--- Data for processing ---

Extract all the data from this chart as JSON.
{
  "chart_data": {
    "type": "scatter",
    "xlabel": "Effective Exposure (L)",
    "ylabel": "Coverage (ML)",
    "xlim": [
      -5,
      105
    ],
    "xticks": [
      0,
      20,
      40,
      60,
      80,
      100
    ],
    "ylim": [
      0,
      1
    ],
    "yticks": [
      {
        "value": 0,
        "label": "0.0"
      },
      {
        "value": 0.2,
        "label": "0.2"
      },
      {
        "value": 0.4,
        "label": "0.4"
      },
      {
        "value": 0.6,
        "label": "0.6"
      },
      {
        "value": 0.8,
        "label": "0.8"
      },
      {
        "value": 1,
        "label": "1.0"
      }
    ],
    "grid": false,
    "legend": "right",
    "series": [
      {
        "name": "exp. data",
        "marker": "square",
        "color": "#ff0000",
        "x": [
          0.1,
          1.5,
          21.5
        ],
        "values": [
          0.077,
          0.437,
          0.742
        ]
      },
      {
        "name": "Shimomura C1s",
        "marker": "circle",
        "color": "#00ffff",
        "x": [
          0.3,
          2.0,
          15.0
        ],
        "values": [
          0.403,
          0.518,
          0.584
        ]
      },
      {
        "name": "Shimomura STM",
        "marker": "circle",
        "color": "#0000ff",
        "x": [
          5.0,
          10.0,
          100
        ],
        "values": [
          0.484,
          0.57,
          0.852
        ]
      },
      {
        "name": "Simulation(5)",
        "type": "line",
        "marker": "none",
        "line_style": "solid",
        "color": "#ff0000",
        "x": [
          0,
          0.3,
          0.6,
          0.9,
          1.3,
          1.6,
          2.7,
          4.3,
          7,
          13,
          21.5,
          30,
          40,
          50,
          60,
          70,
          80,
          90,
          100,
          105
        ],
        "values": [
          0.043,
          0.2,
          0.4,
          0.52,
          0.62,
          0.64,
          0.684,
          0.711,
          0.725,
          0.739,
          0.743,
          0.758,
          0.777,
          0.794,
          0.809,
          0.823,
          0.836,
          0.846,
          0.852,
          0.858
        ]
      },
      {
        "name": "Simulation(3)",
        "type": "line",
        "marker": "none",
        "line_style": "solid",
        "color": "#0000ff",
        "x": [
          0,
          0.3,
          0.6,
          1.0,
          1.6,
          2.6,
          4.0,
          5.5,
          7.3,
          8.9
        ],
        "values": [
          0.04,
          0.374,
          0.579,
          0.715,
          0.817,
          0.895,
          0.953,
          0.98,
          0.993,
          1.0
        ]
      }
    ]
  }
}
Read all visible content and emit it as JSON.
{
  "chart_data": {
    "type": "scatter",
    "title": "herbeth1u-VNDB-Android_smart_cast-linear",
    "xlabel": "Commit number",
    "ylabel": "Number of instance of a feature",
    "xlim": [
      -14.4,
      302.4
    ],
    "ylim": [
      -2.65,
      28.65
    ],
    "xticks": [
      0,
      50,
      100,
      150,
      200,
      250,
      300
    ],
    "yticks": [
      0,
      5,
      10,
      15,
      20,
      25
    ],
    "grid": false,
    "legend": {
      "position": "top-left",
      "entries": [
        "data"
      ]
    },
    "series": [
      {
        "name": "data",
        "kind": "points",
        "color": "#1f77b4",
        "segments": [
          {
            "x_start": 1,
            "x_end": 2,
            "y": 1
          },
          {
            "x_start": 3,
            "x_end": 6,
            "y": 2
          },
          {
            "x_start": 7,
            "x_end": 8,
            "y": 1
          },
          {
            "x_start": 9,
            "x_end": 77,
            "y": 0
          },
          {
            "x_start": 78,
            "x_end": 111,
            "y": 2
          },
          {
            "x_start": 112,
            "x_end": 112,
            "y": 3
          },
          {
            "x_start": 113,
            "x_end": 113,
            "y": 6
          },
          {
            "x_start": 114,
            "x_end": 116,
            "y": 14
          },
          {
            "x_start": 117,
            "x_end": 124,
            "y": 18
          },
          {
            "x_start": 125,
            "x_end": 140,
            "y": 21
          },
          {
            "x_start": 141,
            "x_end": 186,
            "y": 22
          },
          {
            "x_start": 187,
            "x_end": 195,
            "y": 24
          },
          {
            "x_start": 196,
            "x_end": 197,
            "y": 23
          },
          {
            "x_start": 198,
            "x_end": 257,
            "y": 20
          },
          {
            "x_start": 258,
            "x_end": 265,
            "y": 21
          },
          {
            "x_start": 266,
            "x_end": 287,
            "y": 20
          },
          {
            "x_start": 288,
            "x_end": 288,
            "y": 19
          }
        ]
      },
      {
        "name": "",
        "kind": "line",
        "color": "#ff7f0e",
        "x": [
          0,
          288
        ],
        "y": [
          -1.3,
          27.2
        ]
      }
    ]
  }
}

---

*Exercise aim*:
Filter the listing above by the word "name"; copy each line that passes.

*The completed task*:
        "name": "exp. data",
        "name": "Shimomura C1s",
        "name": "Shimomura STM",
        "name": "Simulation(5)",
        "name": "Simulation(3)",
        "name": "data",
        "name": "",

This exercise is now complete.